Return the listing lines unchanged, starting at the line that contains "Detect and localize" and ending at the line that contains "(27, 488, 950, 504)", with both of those lines included.

— start of Exercise data —

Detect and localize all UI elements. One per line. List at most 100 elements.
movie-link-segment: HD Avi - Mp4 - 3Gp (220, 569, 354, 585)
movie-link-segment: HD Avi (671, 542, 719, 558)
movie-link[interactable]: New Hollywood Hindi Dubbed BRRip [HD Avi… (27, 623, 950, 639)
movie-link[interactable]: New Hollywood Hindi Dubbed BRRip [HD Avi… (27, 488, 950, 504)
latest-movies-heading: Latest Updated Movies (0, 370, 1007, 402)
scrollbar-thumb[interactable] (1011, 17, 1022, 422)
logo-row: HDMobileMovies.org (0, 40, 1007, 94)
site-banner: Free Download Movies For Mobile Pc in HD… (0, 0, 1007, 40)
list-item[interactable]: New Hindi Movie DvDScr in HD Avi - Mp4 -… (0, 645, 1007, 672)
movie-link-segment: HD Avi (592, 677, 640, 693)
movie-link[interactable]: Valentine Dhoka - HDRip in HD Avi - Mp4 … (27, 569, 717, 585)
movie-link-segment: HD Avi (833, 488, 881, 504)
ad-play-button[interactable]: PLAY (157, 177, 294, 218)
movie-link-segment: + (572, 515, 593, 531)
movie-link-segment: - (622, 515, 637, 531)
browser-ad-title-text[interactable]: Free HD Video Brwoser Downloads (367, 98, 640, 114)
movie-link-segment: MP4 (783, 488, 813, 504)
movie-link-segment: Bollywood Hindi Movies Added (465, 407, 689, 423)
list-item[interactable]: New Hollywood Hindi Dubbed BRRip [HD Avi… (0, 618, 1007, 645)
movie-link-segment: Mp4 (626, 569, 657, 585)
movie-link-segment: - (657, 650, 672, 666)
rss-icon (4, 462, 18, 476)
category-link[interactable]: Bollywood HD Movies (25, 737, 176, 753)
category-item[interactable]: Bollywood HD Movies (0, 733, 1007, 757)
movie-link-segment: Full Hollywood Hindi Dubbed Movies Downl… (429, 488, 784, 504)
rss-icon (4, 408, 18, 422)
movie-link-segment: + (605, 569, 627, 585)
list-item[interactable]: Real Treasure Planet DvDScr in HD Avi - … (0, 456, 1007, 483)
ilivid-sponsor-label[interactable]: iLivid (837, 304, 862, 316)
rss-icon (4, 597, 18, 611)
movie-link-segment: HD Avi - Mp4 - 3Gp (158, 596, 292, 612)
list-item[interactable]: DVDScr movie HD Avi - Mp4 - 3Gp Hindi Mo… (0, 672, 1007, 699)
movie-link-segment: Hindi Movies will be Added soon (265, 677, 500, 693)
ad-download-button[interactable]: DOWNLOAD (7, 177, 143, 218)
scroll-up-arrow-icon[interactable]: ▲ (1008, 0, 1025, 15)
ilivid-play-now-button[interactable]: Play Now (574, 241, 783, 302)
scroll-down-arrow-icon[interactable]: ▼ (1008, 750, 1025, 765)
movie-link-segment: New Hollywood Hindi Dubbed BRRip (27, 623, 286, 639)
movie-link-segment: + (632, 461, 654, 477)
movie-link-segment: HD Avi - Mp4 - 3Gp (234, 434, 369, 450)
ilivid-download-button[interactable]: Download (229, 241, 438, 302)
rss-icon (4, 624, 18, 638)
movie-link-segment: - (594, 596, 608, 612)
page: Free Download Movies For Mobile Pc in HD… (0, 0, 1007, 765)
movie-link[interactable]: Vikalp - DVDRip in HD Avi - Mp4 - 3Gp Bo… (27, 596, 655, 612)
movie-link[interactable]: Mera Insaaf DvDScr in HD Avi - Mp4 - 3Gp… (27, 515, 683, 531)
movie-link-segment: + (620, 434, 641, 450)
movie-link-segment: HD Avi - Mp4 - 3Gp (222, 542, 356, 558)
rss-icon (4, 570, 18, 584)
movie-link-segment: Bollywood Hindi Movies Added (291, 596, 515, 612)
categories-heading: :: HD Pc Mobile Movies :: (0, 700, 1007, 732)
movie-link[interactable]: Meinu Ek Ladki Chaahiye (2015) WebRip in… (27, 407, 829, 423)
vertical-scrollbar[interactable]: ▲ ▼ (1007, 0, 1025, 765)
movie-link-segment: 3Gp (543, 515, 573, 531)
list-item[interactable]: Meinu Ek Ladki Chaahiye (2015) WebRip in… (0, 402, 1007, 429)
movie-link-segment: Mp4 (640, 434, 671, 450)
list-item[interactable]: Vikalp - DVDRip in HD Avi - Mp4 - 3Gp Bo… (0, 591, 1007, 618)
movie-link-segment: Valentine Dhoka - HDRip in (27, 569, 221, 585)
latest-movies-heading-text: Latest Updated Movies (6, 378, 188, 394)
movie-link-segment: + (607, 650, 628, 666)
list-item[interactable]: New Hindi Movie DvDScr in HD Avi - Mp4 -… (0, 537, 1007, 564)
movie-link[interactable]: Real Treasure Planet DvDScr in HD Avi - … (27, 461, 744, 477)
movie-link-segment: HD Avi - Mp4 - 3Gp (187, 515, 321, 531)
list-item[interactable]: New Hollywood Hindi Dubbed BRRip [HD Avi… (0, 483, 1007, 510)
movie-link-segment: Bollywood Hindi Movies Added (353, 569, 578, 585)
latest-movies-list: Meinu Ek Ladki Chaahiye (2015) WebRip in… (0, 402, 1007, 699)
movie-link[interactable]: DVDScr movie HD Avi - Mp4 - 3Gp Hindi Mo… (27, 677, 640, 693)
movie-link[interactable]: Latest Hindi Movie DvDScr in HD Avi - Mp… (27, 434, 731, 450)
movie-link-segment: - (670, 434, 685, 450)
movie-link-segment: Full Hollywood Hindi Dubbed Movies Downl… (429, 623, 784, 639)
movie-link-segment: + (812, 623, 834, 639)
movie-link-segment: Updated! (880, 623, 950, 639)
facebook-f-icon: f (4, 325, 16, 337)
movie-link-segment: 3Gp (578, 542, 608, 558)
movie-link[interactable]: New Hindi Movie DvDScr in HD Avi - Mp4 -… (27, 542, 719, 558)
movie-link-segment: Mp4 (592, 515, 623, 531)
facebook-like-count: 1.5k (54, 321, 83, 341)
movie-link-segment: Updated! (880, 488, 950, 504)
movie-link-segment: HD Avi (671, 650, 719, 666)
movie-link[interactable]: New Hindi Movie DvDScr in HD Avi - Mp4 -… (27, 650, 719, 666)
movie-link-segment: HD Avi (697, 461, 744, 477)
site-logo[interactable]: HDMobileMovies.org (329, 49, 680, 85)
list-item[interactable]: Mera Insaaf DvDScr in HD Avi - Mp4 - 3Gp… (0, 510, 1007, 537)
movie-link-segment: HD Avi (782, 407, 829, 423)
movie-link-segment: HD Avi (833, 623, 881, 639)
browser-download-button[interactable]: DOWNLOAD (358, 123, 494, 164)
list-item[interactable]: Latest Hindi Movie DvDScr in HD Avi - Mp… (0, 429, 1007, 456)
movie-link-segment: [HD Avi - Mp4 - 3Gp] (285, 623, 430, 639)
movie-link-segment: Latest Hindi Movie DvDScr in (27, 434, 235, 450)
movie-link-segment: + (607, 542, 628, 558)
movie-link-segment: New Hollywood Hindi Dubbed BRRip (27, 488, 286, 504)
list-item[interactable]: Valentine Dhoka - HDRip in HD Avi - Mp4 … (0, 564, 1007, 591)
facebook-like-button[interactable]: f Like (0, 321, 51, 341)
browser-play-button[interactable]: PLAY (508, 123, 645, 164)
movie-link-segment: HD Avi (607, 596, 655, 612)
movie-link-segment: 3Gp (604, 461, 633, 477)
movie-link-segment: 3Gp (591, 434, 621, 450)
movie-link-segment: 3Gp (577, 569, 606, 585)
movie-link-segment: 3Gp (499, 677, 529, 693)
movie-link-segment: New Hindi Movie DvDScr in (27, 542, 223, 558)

— end of Exercise data —
— start of Exercise data —

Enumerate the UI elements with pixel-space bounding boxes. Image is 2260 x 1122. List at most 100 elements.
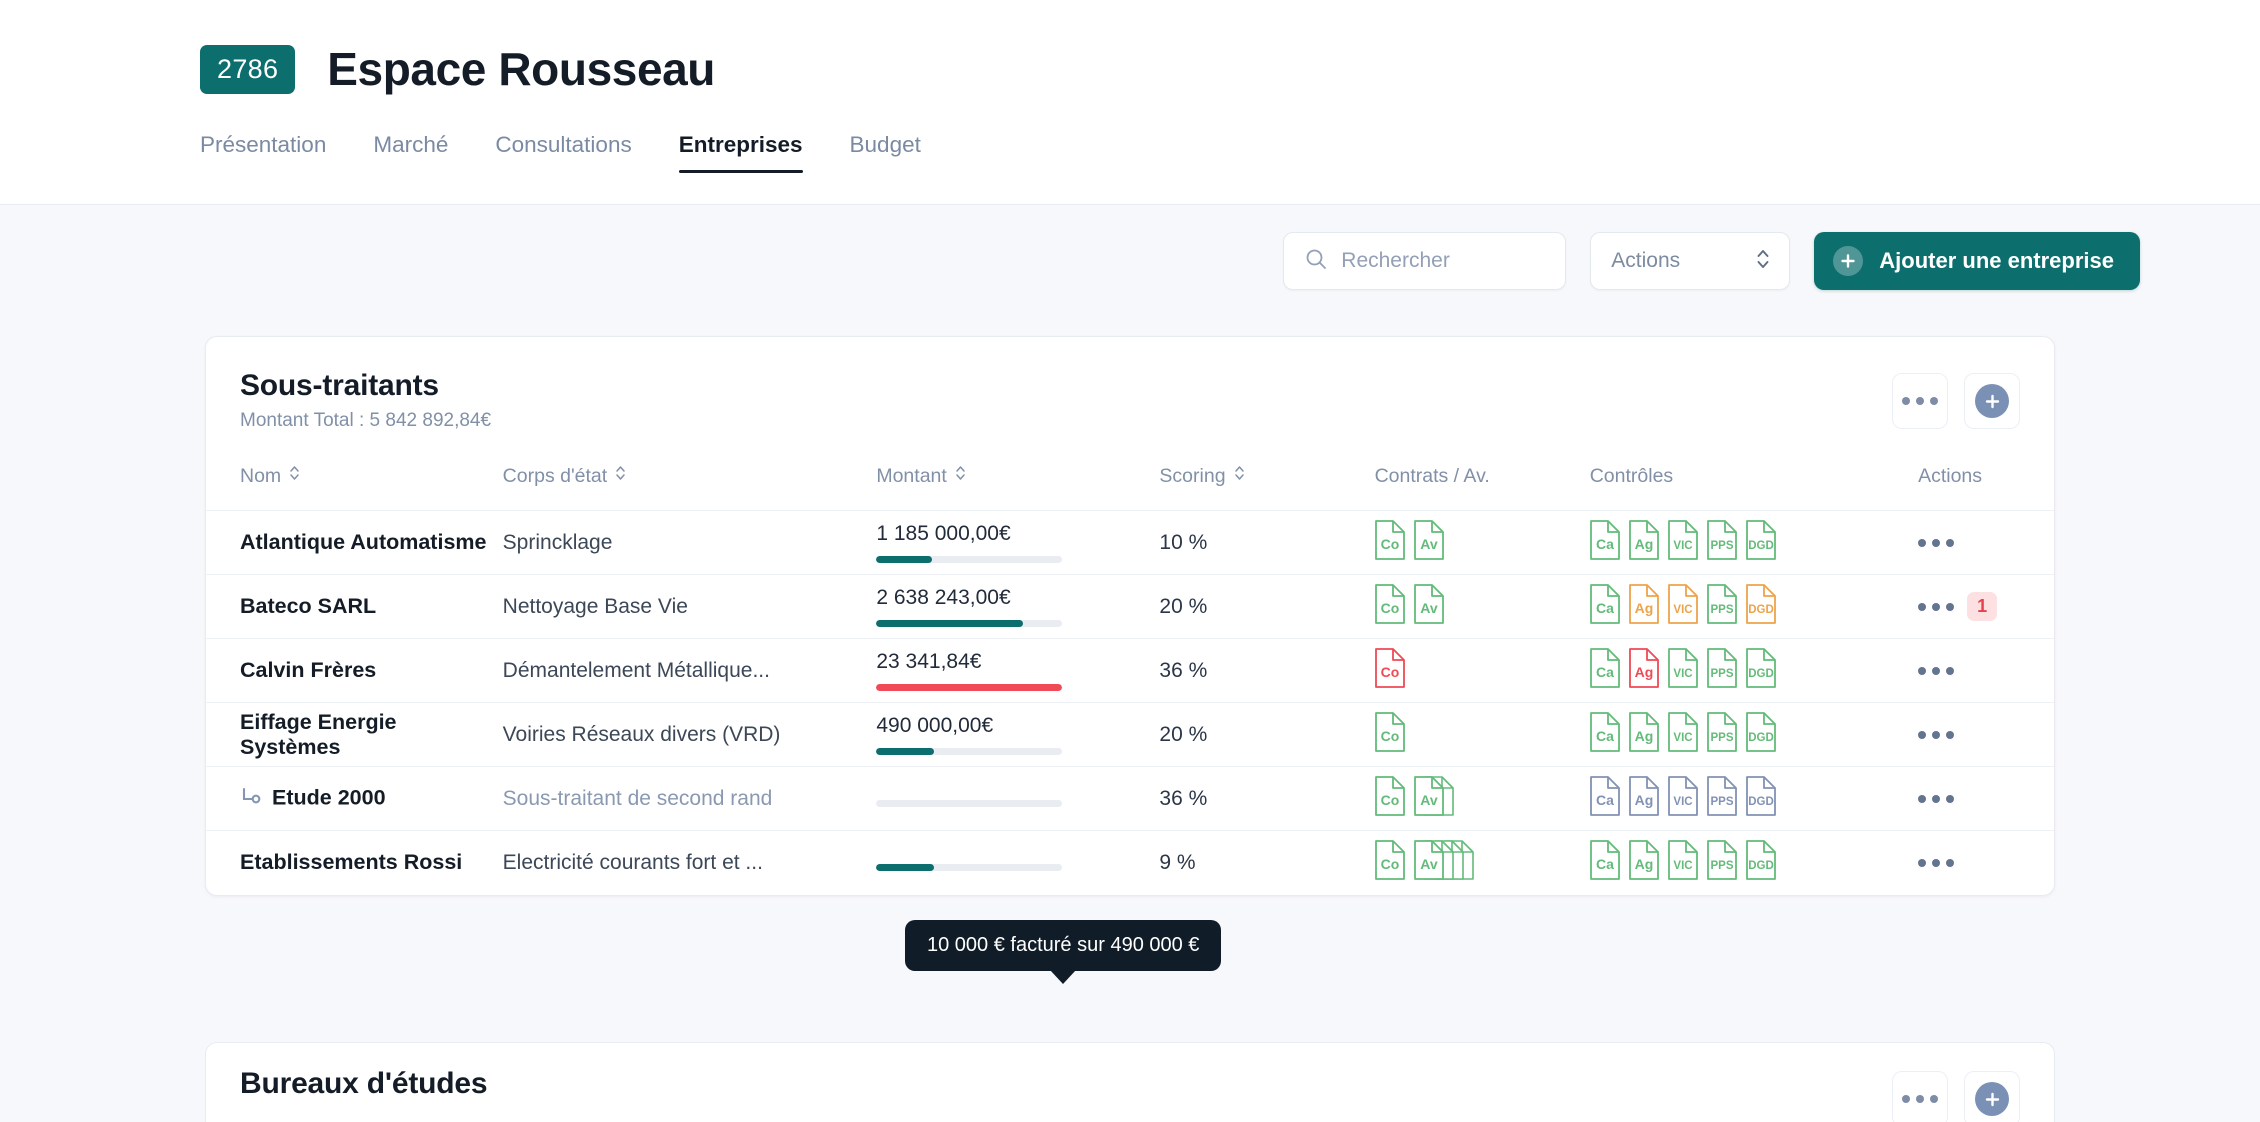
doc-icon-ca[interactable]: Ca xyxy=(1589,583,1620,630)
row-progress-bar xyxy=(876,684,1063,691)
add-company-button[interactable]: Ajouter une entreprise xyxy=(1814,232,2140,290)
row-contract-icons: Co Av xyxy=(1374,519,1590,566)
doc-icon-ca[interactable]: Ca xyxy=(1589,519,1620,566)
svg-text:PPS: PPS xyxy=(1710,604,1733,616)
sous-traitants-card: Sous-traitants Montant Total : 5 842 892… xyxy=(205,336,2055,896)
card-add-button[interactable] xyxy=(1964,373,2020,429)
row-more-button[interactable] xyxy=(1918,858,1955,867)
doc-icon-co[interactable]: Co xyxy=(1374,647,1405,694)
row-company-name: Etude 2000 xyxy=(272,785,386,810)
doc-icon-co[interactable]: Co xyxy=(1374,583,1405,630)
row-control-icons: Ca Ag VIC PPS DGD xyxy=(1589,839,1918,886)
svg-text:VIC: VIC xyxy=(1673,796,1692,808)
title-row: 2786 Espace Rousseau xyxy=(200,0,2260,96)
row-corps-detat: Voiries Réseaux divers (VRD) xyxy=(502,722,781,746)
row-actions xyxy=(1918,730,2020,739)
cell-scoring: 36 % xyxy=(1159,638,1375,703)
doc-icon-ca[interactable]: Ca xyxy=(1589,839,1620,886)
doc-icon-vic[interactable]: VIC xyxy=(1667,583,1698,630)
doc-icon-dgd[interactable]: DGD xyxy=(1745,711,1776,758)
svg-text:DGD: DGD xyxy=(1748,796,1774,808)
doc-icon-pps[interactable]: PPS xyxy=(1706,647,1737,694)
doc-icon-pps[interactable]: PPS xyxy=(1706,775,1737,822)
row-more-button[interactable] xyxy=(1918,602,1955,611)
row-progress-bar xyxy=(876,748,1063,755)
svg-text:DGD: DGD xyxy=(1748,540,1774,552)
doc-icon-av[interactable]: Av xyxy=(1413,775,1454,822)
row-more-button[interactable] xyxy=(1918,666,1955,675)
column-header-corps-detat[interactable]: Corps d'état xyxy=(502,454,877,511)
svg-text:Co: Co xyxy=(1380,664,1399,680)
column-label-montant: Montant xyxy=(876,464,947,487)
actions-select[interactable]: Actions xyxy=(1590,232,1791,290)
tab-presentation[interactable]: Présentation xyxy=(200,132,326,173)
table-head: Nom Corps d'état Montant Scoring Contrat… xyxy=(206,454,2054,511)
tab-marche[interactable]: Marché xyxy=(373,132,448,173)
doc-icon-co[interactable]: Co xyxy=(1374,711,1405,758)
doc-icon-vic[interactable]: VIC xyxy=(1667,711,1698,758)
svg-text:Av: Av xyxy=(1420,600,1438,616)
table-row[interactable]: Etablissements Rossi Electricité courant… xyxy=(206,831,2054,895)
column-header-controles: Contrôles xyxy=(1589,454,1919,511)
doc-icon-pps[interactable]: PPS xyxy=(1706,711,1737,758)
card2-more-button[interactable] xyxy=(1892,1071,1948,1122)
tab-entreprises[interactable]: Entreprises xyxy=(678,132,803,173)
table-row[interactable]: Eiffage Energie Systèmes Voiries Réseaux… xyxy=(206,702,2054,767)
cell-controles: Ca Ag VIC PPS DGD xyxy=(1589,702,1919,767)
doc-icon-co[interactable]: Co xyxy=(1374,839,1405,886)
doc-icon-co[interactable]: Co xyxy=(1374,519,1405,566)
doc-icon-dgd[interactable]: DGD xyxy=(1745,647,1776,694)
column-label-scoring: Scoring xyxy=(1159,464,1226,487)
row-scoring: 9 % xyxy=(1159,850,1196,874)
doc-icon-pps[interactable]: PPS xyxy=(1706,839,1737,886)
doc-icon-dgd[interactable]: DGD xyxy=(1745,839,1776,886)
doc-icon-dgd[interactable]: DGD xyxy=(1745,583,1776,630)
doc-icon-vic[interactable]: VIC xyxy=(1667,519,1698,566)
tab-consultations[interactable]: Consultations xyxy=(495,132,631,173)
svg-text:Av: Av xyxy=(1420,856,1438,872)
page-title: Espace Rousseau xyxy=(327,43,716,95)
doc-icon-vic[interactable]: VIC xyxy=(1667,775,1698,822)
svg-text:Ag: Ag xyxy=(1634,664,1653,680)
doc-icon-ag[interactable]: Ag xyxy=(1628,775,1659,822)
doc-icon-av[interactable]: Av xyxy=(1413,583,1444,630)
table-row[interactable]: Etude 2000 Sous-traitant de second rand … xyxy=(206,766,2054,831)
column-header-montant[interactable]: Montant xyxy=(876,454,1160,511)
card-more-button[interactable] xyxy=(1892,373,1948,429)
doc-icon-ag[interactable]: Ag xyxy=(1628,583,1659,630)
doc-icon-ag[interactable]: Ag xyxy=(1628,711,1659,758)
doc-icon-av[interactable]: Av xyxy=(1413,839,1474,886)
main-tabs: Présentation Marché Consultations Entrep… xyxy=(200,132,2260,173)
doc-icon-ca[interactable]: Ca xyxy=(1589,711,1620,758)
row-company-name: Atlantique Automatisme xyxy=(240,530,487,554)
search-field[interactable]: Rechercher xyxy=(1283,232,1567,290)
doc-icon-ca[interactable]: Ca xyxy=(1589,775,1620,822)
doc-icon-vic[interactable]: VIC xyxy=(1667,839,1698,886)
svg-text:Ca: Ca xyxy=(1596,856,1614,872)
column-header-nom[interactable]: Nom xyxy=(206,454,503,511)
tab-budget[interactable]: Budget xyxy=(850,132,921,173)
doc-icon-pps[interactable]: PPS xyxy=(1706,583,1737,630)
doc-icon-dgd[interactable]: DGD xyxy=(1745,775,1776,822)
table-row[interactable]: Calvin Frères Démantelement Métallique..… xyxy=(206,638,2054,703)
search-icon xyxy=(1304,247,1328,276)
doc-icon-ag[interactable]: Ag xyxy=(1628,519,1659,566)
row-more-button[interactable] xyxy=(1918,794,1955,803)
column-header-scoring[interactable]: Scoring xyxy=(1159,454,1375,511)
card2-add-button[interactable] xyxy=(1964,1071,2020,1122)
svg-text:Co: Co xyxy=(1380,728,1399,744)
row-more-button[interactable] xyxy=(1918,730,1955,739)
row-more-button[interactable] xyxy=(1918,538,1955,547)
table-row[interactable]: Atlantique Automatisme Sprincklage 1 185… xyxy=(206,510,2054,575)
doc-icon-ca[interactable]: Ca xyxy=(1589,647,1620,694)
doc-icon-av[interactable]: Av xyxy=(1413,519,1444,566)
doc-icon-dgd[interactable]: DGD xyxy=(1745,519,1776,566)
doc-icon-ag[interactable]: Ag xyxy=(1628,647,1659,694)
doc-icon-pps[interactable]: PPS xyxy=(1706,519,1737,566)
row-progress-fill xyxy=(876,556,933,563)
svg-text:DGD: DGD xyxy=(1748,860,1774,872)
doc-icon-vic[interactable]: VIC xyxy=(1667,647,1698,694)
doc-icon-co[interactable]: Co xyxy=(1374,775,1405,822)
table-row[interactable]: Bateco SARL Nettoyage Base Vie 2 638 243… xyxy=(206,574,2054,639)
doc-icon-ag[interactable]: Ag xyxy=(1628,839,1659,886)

— end of Exercise data —

Result for this task:
Detect and localize all UI elements. One per line. List at most 100 elements.
movie-link-segment: HD Avi - Mp4 - 3Gp (220, 569, 354, 585)
movie-link-segment: HD Avi (671, 542, 719, 558)
movie-link[interactable]: New Hollywood Hindi Dubbed BRRip [HD Avi… (27, 623, 950, 639)
movie-link[interactable]: New Hollywood Hindi Dubbed BRRip [HD Avi… (27, 488, 950, 504)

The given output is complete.